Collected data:
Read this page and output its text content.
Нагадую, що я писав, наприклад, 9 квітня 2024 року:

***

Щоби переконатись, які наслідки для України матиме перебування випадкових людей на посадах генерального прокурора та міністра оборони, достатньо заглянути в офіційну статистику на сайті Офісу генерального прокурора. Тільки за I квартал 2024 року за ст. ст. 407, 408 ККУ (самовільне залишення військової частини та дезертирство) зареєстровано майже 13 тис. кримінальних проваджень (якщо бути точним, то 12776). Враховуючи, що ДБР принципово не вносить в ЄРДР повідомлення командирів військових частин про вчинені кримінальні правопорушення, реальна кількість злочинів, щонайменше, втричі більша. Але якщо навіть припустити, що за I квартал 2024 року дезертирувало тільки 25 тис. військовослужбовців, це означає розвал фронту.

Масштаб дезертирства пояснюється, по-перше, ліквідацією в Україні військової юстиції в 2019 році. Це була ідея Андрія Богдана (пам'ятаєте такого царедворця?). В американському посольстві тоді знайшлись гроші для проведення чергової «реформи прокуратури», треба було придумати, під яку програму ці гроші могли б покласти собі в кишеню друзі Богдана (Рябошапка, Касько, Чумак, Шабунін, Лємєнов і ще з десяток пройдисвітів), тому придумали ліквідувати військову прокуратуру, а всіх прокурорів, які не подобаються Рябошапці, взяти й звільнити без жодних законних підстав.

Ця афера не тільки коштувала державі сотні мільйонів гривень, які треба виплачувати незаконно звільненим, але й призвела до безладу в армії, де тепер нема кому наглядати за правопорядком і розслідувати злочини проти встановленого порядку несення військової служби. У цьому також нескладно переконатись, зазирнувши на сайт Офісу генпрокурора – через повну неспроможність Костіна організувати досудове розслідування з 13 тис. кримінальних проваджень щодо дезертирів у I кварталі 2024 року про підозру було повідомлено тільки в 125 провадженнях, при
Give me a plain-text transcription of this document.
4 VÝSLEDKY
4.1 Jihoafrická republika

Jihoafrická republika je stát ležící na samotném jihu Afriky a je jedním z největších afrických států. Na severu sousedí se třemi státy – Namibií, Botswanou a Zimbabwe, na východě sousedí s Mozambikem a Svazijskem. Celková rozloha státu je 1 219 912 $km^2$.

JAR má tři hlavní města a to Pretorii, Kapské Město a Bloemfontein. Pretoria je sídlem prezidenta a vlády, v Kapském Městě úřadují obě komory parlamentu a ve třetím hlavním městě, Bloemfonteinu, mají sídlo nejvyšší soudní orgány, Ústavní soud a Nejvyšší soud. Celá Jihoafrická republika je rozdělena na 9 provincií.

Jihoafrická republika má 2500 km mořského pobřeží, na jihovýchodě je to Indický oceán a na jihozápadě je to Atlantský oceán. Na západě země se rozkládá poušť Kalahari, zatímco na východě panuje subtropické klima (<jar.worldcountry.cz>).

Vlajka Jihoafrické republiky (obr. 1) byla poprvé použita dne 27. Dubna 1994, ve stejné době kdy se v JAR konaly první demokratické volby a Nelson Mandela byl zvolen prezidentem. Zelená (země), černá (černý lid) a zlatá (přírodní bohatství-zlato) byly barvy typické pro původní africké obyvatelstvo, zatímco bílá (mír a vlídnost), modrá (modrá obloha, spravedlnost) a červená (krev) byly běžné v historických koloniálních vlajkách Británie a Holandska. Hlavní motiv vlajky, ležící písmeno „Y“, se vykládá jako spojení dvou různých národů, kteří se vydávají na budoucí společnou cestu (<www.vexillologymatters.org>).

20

▶ **Exercise requirements**:
Find the lines containing "země" and pull them out.

▶ **The solution**:
Jihoafrická republika má 2500 km mořského pobřeží, na jihovýchodě je to Indický oceán a na jihozápadě je to Atlantský oceán. Na západě země se rozkládá poušť Kalahari, zatímco na východě panuje subtropické klima (<jar.worldcountry.cz>).
Vlajka Jihoafrické republiky (obr. 1) byla poprvé použita dne 27. Dubna 1994, ve stejné době kdy se v JAR konaly první demokratické volby a Nelson Mandela byl zvolen prezidentem. Zelená (země), černá (černý lid) a zlatá (přírodní bohatství-zlato) byly barvy typické pro původní africké obyvatelstvo, zatímco bílá (mír a vlídnost), modrá (modrá obloha, spravedlnost) a červená (krev) byly běžné v historických koloniálních vlajkách Británie a Holandska. Hlavní motiv vlajky, ležící písmeno „Y“, se vykládá jako spojení dvou různých národů, kteří se vydávají na budoucí společnou cestu (<www.vexillologymatters.org>).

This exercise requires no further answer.